- **A run of records**:
## begin

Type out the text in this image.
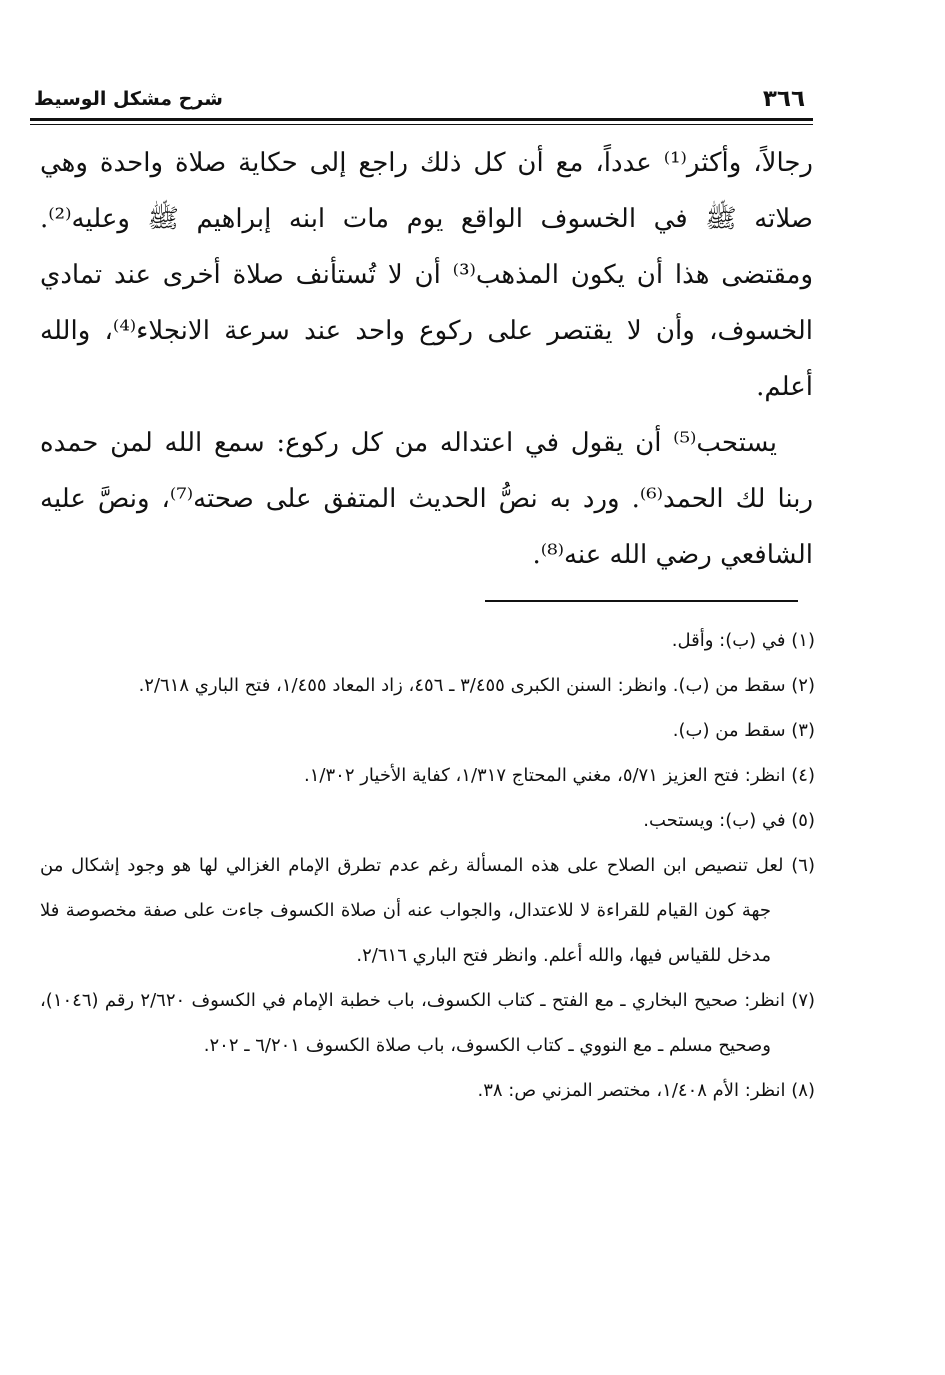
٣٦٦
شرح مشكل الوسيط

رجالاً، وأكثر⁽¹⁾ عدداً، مع أن كل ذلك راجع إلى حكاية صلاة واحدة وهي صلاته ﷺ في الخسوف الواقع يوم مات ابنه إبراهيم ﷺ وعليه⁽²⁾. ومقتضى هذا أن يكون المذهب⁽³⁾ أن لا تُستأنف صلاة أخرى عند تمادي الخسوف، وأن لا يقتصر على ركوع واحد عند سرعة الانجلاء⁽⁴⁾، والله أعلم.

يستحب⁽⁵⁾ أن يقول في اعتداله من كل ركوع: سمع الله لمن حمده ربنا لك الحمد⁽⁶⁾. ورد به نصُّ الحديث المتفق على صحته⁽⁷⁾، ونصَّ عليه الشافعي رضي الله عنه⁽⁸⁾.

(١) في (ب): وأقل.
(٢) سقط من (ب). وانظر: السنن الكبرى ٣/٤٥٥ ـ ٤٥٦، زاد المعاد ١/٤٥٥، فتح الباري ٢/٦١٨.
(٣) سقط من (ب).
(٤) انظر: فتح العزيز ٥/٧١، مغني المحتاج ١/٣١٧، كفاية الأخيار ١/٣٠٢.
(٥) في (ب): ويستحب.
(٦) لعل تنصيص ابن الصلاح على هذه المسألة رغم عدم تطرق الإمام الغزالي لها هو وجود إشكال من جهة كون القيام للقراءة لا للاعتدال، والجواب عنه أن صلاة الكسوف جاءت على صفة مخصوصة فلا مدخل للقياس فيها، والله أعلم. وانظر فتح الباري ٢/٦١٦.
(٧) انظر: صحيح البخاري ـ مع الفتح ـ كتاب الكسوف، باب خطبة الإمام في الكسوف ٢/٦٢٠ رقم (١٠٤٦)، وصحيح مسلم ـ مع النووي ـ كتاب الكسوف، باب صلاة الكسوف ٦/٢٠١ ـ ٢٠٢.
(٨) انظر: الأم ١/٤٠٨، مختصر المزني ص: ٣٨.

## end

- **Exercise requirements**:
Images must not appear in the copy; reproduce everything else in the records verbatim.

- **Complete answer**:
Type out the text in this image.
٣٦٦
شرح مشكل الوسيط

رجالاً، وأكثر⁽¹⁾ عدداً، مع أن كل ذلك راجع إلى حكاية صلاة واحدة وهي صلاته ﷺ في الخسوف الواقع يوم مات ابنه إبراهيم ﷺ وعليه⁽²⁾. ومقتضى هذا أن يكون المذهب⁽³⁾ أن لا تُستأنف صلاة أخرى عند تمادي الخسوف، وأن لا يقتصر على ركوع واحد عند سرعة الانجلاء⁽⁴⁾، والله أعلم.

يستحب⁽⁵⁾ أن يقول في اعتداله من كل ركوع: سمع الله لمن حمده ربنا لك الحمد⁽⁶⁾. ورد به نصُّ الحديث المتفق على صحته⁽⁷⁾، ونصَّ عليه الشافعي رضي الله عنه⁽⁸⁾.

(١) في (ب): وأقل.
(٢) سقط من (ب). وانظر: السنن الكبرى ٣/٤٥٥ ـ ٤٥٦، زاد المعاد ١/٤٥٥، فتح الباري ٢/٦١٨.
(٣) سقط من (ب).
(٤) انظر: فتح العزيز ٥/٧١، مغني المحتاج ١/٣١٧، كفاية الأخيار ١/٣٠٢.
(٥) في (ب): ويستحب.
(٦) لعل تنصيص ابن الصلاح على هذه المسألة رغم عدم تطرق الإمام الغزالي لها هو وجود إشكال من جهة كون القيام للقراءة لا للاعتدال، والجواب عنه أن صلاة الكسوف جاءت على صفة مخصوصة فلا مدخل للقياس فيها، والله أعلم. وانظر فتح الباري ٢/٦١٦.
(٧) انظر: صحيح البخاري ـ مع الفتح ـ كتاب الكسوف، باب خطبة الإمام في الكسوف ٢/٦٢٠ رقم (١٠٤٦)، وصحيح مسلم ـ مع النووي ـ كتاب الكسوف، باب صلاة الكسوف ٦/٢٠١ ـ ٢٠٢.
(٨) انظر: الأم ١/٤٠٨، مختصر المزني ص: ٣٨.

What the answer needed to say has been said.